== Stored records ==
***
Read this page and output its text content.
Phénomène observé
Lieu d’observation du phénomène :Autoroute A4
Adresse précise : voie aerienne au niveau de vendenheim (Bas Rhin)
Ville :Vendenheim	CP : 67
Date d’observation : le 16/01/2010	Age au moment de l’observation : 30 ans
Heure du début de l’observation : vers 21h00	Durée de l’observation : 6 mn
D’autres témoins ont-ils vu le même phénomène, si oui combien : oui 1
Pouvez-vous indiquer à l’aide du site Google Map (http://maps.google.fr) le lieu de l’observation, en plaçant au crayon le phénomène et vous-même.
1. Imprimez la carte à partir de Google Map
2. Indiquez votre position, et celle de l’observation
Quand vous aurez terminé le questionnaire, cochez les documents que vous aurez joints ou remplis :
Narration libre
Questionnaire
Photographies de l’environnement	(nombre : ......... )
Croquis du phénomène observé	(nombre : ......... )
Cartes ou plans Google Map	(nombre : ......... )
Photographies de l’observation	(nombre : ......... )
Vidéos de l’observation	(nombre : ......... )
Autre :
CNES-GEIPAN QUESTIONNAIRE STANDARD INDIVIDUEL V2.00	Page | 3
***
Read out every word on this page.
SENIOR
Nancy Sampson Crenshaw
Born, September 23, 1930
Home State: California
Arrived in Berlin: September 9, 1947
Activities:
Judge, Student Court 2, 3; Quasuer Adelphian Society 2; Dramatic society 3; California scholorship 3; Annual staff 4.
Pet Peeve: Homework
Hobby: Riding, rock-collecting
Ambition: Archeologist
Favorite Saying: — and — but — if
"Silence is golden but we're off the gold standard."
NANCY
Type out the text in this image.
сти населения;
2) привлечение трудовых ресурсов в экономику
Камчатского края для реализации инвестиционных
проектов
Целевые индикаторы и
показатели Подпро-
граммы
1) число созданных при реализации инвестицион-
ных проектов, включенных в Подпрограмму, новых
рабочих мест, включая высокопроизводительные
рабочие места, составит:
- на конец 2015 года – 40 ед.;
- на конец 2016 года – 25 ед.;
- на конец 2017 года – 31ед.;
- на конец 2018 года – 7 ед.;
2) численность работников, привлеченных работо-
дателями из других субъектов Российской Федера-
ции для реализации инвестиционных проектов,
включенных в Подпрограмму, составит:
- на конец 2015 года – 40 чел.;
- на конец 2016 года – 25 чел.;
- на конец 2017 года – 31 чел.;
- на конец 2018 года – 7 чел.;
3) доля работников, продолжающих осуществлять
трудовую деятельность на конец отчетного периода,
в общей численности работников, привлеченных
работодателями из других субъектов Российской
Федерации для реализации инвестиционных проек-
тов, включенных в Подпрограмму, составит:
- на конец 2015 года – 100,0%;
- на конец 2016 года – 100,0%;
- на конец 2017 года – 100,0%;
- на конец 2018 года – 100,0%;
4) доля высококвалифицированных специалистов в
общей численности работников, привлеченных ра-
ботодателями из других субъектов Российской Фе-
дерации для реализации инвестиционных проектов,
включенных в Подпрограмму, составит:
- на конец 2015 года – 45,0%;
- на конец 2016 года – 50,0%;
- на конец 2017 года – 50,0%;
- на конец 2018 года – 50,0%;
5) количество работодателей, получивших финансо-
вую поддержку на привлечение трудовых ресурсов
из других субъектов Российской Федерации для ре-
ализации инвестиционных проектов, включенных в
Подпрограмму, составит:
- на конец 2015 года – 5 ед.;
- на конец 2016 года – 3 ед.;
***
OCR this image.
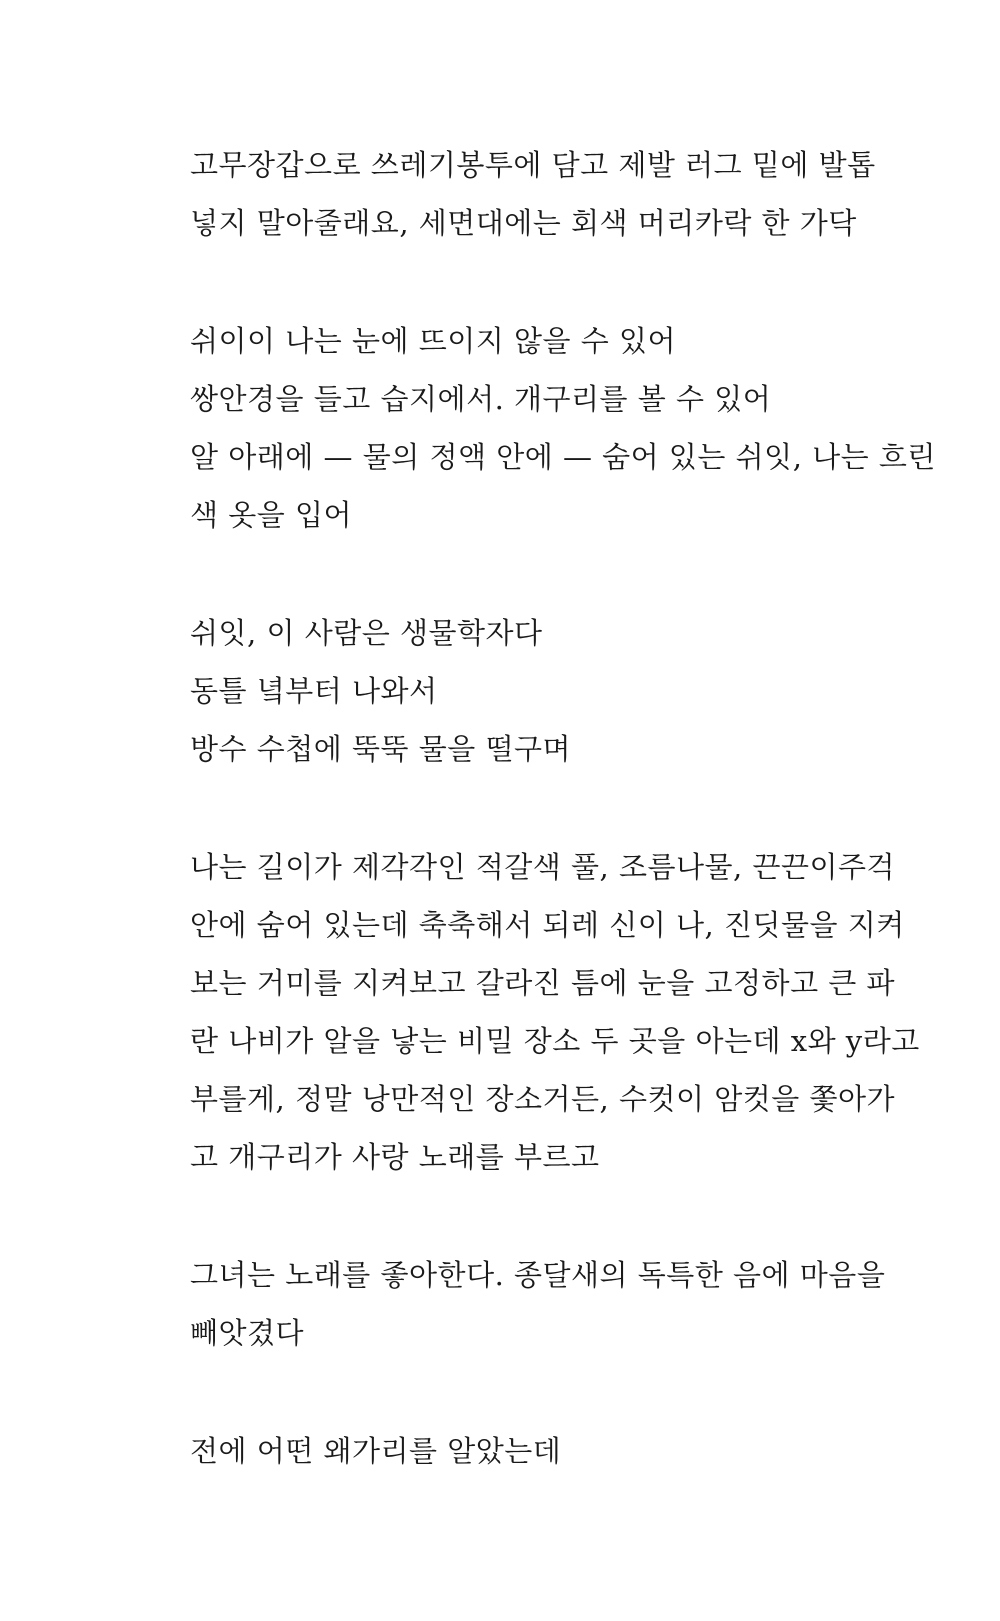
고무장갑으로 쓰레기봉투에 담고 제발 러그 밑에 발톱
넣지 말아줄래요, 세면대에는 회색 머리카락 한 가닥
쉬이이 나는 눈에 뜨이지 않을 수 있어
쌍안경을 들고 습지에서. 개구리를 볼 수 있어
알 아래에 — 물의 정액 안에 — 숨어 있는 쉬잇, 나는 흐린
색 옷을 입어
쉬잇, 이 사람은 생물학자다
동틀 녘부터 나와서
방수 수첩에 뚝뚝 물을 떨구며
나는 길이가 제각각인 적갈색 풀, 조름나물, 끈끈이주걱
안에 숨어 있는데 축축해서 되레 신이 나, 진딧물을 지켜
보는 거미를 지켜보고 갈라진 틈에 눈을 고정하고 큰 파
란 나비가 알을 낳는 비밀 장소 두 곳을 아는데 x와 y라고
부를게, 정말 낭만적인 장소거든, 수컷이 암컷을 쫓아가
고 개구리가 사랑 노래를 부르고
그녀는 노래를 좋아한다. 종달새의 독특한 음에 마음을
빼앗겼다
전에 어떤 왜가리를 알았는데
***
== The problem ==
Select and copy every line of the material that holds the string "Google".

== Exercise result ==
Pouvez-vous indiquer à l’aide du site Google Map (http://maps.google.fr) le lieu de l’observation, en plaçant au crayon le phénomène et vous-même.
1. Imprimez la carte à partir de Google Map
Cartes ou plans Google Map	(nombre : ......... )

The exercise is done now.